» Extract:
We plan to increase to some extent our development and, to a lesser extent, our exploration activities. Drilling of oil and gas reserves involve a high degree of risk that no commercial production will be found and/or that production will be insufficient to recover drilling and completion costs. The cost of drilling, completing and operating wells is often uncertain. Our drilling operations may be curtailed, delayed or canceled as a result of numerous factors, including title problems, weather conditions, compliance with governmental requirements and shortages or delays in the delivery of equipment. Furthermore, completion of a well does not assure a profit on the investment or a recovery of drilling, completion and operating costs.

WE ARE SUBJECT TO CERTAIN TITLE RISKS.

Our Company employees and contract land professionals have reviewed title records or other title review materials relating to substantially all of our producing properties. The title investigation performed by us prior to acquiring undeveloped properties is thorough, but less rigorous than that conducted prior to drilling, consistent with industry standards. We believe we have satisfactory title to all our producing properties in accordance with standards generally accepted in the oil and gas industry. Our properties are subject to customary royalty interests, liens incident to operating agreements, liens for current taxes and other burdens, which we believe do not materially interfere with the use of or affect the value of such properties.

12


OIL AND NATURAL GAS PRICES FLUCTUATION MAY ADVERSELY IMPACT OUR RESULTS.

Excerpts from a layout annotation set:
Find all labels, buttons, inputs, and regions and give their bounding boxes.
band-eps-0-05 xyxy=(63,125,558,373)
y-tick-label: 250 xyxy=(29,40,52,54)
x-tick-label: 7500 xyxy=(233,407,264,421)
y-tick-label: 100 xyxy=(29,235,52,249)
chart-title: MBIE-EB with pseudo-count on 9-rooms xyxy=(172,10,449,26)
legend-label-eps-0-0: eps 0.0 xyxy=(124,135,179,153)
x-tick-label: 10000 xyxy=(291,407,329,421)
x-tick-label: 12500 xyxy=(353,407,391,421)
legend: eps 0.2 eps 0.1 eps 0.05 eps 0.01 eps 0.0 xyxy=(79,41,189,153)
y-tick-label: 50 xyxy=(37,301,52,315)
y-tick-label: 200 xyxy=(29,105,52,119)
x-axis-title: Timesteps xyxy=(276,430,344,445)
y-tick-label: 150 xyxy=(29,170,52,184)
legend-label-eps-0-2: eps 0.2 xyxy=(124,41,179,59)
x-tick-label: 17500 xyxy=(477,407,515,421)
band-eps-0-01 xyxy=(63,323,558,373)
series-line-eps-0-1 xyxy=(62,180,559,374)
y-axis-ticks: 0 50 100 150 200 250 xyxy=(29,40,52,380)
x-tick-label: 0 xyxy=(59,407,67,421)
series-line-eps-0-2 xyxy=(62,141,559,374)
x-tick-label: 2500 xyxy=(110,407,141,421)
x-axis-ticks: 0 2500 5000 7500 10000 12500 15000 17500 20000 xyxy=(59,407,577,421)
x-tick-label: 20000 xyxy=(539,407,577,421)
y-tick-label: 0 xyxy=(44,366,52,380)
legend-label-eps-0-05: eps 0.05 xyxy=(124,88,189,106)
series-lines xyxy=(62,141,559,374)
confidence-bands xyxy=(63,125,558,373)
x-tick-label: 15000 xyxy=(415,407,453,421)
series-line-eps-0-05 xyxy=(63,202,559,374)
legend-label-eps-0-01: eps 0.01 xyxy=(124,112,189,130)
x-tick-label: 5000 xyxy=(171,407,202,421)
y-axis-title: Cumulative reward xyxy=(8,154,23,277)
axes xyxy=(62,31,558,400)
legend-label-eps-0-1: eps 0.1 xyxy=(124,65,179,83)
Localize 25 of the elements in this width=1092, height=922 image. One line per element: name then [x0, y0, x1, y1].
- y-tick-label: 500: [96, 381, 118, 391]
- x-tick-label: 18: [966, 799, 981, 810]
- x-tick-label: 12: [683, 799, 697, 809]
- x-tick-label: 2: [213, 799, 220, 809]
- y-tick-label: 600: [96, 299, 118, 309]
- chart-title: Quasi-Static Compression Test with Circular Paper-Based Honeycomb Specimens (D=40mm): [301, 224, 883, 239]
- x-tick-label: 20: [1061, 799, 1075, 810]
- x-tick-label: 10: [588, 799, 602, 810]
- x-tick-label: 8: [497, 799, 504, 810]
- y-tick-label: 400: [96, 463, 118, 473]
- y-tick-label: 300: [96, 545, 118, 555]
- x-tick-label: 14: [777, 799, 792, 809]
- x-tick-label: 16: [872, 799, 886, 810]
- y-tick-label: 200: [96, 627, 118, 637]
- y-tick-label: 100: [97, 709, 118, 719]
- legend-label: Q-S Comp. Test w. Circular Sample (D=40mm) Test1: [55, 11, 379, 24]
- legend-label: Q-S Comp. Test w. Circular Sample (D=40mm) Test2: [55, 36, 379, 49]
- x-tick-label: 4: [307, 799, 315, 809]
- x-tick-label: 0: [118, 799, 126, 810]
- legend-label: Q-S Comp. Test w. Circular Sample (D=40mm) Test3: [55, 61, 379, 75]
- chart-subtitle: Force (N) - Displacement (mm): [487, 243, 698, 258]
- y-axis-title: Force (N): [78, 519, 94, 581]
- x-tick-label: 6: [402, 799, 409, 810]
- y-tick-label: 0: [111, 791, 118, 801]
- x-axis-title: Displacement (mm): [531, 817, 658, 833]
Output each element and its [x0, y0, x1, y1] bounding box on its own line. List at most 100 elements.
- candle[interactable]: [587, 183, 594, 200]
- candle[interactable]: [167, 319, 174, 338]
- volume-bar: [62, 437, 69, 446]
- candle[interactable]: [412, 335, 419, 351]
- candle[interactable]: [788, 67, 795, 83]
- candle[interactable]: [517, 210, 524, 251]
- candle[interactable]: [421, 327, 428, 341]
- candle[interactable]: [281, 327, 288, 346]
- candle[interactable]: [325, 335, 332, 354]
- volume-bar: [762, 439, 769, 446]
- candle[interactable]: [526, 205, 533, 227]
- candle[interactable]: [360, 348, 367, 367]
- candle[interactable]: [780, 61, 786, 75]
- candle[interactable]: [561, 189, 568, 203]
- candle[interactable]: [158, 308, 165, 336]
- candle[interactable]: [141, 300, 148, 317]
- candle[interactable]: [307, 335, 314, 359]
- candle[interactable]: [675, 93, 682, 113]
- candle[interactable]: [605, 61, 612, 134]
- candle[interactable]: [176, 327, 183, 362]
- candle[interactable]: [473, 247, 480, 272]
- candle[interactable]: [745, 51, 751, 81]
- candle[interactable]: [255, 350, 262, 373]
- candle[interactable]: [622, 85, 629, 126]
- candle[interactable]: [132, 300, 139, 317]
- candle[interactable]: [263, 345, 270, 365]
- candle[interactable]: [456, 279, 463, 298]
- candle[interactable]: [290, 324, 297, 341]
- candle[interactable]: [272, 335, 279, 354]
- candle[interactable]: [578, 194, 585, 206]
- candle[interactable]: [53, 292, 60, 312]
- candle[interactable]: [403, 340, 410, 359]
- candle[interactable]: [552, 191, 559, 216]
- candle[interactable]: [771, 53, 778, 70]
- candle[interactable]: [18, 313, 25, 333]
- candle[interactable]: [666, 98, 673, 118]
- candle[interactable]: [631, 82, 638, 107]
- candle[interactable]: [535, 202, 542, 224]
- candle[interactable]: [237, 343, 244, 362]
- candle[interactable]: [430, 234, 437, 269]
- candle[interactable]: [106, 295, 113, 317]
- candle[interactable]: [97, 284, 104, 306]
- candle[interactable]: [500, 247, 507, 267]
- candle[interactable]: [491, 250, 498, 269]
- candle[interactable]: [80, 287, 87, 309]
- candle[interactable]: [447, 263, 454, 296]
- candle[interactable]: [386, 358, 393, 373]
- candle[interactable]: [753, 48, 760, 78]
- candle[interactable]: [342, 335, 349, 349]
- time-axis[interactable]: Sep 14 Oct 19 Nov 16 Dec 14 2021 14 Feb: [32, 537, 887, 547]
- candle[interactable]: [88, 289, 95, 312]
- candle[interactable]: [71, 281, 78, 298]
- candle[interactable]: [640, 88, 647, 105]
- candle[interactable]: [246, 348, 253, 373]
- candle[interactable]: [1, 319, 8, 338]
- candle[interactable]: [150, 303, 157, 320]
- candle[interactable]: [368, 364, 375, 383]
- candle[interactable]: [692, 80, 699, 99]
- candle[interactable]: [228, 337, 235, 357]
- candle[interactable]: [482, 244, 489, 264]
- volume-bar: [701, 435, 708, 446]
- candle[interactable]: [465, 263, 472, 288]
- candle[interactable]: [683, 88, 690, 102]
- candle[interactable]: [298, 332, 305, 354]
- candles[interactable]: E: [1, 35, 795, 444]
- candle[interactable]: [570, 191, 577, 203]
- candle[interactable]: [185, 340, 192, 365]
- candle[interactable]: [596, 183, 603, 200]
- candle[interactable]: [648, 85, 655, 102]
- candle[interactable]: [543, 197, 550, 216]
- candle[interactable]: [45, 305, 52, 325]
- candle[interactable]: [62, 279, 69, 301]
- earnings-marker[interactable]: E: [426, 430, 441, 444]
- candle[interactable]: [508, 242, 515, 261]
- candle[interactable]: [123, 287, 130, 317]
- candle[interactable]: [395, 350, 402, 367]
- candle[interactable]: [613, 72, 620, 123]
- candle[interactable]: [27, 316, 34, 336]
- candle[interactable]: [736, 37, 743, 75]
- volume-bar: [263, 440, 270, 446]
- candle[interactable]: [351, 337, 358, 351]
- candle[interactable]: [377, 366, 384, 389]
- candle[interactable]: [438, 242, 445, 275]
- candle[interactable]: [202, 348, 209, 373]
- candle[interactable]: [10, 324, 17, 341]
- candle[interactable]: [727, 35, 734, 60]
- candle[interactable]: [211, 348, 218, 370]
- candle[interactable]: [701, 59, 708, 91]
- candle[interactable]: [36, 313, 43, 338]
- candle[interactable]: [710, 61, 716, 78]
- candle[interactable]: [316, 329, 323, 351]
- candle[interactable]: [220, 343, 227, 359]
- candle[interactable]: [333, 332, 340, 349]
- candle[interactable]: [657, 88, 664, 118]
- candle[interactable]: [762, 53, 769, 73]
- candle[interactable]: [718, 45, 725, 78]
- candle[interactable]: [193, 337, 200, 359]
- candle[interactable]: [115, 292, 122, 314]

» Goal: From the text on oil and gas risks, extract everything from "We plan to increase" down to "and operating costs.", word for word. None of these lines is needed for the work here.

» Reply:
We plan to increase to some extent our development and, to a lesser extent, our exploration activities. Drilling of oil and gas reserves involve a high degree of risk that no commercial production will be found and/or that production will be insufficient to recover drilling and completion costs. The cost of drilling, completing and operating wells is often uncertain. Our drilling operations may be curtailed, delayed or canceled as a result of numerous factors, including title problems, weather conditions, compliance with governmental requirements and shortages or delays in the delivery of equipment. Furthermore, completion of a well does not assure a profit on the investment or a recovery of drilling, completion and operating costs.